Written request: In the material below, find each line holding the string "Humanities" and copy it.

== Rows ==

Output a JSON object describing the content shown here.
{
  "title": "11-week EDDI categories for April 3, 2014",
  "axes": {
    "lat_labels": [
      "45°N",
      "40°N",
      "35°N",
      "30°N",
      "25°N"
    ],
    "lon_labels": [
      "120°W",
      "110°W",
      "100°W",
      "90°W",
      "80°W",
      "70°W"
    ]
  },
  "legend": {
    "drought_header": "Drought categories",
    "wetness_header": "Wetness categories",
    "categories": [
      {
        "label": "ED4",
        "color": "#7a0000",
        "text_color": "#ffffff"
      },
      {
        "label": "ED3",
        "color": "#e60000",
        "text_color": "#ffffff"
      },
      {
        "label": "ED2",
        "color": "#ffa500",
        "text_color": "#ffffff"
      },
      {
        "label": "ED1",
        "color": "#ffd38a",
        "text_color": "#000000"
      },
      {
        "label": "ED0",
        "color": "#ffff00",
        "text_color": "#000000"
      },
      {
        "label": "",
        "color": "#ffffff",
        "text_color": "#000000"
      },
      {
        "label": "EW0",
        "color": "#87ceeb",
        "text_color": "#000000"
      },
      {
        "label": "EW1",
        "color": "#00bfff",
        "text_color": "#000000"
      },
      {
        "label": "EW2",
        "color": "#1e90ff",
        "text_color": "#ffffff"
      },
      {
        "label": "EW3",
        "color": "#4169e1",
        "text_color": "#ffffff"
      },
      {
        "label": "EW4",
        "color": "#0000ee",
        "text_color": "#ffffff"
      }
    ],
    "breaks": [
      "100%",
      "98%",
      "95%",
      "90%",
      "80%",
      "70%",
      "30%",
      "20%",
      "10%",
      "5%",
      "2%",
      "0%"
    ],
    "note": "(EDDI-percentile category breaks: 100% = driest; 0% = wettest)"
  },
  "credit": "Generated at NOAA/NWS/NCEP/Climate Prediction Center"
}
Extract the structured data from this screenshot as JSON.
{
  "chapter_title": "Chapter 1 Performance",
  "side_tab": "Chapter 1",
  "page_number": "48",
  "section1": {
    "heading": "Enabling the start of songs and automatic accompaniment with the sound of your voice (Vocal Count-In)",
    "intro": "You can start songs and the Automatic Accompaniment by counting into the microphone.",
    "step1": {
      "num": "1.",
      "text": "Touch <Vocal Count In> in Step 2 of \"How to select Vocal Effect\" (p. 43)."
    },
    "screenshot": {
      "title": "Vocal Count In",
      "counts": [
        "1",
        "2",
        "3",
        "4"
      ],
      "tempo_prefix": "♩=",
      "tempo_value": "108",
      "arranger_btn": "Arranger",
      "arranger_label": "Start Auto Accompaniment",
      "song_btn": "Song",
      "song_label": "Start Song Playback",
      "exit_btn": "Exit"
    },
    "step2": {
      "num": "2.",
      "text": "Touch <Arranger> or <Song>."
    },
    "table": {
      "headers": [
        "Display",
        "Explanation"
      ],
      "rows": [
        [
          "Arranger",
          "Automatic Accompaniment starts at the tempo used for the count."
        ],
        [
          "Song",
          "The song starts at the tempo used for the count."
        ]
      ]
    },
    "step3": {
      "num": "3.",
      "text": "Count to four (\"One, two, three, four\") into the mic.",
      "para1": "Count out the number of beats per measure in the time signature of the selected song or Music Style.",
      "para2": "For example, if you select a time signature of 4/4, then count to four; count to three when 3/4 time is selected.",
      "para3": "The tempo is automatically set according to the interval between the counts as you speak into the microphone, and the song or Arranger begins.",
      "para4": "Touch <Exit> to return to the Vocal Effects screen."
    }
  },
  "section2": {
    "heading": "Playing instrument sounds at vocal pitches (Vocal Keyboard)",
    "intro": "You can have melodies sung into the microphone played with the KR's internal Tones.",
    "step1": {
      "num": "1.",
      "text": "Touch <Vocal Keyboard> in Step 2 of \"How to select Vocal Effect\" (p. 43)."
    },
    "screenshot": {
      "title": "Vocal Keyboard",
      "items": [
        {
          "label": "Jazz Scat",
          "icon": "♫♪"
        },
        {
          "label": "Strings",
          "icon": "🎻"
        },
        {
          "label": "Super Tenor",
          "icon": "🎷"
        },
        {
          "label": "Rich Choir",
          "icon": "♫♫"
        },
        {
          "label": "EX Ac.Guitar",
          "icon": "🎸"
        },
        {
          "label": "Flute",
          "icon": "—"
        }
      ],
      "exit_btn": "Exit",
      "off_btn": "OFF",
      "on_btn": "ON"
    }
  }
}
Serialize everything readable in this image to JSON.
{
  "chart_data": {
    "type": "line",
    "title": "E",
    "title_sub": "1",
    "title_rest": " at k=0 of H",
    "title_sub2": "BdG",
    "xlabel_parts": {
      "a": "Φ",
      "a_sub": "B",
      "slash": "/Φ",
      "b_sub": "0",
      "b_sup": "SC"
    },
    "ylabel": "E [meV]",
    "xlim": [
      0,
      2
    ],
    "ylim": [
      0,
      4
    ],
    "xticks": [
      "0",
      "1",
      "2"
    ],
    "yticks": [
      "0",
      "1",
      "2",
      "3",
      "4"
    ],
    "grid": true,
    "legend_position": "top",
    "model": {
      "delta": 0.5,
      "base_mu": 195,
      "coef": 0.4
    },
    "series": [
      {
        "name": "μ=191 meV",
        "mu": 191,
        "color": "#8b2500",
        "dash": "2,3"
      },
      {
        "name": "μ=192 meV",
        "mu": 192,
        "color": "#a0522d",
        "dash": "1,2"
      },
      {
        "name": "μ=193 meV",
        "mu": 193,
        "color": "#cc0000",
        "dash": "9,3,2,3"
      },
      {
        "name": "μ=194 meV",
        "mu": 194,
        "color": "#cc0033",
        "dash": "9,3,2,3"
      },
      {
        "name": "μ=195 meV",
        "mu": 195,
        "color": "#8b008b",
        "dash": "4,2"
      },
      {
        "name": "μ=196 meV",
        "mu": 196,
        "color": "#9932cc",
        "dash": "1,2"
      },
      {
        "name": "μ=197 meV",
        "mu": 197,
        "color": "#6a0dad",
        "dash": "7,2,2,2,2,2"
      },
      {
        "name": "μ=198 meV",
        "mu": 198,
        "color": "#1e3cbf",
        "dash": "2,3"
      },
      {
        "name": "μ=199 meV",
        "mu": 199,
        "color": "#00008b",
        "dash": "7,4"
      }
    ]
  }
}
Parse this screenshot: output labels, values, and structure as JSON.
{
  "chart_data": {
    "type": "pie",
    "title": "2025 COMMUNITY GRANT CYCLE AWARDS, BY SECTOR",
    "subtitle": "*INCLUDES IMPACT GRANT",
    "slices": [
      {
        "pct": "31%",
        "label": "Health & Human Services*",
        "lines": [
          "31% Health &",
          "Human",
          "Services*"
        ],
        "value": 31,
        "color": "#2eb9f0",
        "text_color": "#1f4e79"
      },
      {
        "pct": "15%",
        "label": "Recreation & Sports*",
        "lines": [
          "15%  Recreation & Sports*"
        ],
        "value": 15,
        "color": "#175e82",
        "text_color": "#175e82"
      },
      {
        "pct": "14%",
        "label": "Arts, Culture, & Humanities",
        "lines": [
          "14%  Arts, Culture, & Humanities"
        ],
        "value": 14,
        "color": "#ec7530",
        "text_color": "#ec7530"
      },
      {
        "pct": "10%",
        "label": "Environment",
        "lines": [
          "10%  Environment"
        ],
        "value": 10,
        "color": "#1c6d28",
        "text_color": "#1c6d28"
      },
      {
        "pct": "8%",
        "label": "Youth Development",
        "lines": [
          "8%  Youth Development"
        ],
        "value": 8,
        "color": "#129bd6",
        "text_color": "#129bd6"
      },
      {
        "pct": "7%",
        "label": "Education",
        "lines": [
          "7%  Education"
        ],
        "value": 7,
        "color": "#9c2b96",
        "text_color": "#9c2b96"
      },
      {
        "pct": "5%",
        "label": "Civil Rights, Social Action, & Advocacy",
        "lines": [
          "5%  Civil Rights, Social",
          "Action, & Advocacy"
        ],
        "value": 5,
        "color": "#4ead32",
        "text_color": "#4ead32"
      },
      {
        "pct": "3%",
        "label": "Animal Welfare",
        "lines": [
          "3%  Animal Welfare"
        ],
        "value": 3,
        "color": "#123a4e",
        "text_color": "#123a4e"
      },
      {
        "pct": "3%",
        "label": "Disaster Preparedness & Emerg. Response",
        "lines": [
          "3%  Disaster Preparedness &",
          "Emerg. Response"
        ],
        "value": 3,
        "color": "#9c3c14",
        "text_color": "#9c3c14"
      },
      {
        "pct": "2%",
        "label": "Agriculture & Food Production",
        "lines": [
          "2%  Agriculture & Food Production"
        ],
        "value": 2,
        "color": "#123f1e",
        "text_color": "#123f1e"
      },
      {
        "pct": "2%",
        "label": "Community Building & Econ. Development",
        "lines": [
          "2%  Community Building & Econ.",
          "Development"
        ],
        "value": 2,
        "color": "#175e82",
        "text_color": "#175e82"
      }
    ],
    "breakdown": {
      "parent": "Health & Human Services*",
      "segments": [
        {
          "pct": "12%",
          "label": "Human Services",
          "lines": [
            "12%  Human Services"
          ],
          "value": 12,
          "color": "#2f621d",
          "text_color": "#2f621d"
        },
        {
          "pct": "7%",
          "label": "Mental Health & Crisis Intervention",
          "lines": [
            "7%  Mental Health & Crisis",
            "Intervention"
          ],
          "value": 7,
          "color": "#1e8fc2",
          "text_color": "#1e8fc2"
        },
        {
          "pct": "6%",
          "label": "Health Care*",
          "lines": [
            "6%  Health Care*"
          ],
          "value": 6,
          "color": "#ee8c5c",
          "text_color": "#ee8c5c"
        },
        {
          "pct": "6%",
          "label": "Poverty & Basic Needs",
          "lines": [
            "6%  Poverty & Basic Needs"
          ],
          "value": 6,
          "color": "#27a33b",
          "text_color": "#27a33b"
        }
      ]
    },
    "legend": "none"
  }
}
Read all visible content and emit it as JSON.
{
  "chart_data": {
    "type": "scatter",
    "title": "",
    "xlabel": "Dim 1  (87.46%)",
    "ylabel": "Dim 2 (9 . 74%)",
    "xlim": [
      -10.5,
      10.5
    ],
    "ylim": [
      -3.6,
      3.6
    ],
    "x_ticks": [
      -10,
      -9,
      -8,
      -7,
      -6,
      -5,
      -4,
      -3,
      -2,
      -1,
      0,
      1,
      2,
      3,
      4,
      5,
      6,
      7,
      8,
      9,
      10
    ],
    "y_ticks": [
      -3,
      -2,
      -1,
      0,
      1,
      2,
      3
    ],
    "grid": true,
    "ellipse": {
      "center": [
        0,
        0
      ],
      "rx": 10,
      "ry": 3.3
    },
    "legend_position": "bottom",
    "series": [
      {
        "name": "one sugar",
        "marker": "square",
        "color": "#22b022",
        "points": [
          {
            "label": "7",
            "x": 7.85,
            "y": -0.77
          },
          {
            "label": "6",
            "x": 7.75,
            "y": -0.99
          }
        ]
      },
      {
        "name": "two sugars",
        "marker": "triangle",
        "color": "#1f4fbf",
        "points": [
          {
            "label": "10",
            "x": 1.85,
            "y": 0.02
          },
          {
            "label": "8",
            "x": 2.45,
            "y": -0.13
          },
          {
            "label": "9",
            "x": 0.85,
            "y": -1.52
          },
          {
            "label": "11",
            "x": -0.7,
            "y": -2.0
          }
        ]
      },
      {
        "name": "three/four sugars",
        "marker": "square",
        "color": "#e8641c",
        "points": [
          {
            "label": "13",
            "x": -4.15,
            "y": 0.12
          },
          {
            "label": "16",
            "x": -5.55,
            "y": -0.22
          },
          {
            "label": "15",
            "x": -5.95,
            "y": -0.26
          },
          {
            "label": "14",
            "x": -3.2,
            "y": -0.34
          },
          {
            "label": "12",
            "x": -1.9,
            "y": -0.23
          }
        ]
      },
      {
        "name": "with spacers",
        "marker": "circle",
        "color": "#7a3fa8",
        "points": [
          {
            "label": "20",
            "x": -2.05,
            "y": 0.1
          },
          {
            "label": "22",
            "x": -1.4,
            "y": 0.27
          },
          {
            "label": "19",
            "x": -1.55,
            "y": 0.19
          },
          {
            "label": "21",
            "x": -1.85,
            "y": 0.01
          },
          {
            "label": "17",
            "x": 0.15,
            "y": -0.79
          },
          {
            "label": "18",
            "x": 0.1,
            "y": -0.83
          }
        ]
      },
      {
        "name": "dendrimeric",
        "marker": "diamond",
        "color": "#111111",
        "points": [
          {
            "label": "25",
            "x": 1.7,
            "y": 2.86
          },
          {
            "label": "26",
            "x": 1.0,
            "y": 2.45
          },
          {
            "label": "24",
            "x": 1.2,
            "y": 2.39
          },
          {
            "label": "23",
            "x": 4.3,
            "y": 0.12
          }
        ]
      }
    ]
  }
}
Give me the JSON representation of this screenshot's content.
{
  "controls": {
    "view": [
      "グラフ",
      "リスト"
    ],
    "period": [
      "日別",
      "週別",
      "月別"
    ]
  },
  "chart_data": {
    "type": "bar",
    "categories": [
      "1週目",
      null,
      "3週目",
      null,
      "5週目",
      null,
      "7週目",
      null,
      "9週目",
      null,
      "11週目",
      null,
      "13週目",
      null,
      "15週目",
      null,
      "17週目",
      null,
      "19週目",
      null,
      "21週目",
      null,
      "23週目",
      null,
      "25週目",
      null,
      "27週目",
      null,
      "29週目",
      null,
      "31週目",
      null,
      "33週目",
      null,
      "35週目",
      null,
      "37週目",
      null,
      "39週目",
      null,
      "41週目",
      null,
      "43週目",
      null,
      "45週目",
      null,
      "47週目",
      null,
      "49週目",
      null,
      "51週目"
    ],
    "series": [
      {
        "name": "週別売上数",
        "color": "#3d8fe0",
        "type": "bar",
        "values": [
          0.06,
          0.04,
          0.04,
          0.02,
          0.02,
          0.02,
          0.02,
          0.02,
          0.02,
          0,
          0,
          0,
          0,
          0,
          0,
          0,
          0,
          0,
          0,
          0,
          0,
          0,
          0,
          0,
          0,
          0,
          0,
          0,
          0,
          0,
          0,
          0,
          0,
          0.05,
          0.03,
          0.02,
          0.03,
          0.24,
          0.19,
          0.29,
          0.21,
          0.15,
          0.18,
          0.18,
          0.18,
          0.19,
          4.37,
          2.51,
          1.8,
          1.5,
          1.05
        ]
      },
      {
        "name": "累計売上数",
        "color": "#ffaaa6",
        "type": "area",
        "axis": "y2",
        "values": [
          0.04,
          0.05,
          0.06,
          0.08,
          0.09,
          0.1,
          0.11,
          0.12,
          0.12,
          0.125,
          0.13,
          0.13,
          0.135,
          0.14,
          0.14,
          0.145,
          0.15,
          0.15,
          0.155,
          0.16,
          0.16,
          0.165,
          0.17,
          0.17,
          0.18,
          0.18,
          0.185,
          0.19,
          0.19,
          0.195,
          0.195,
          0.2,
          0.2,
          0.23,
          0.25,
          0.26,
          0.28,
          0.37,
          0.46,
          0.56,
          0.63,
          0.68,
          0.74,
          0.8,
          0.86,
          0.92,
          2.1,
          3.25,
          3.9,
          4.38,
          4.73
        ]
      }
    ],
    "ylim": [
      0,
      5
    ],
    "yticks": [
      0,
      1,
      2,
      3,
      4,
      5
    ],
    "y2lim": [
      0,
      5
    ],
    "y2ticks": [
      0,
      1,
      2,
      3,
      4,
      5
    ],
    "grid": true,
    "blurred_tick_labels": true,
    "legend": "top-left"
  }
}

===

The output:
        "label": "Arts, Culture, & Humanities",
          "14%  Arts, Culture, & Humanities"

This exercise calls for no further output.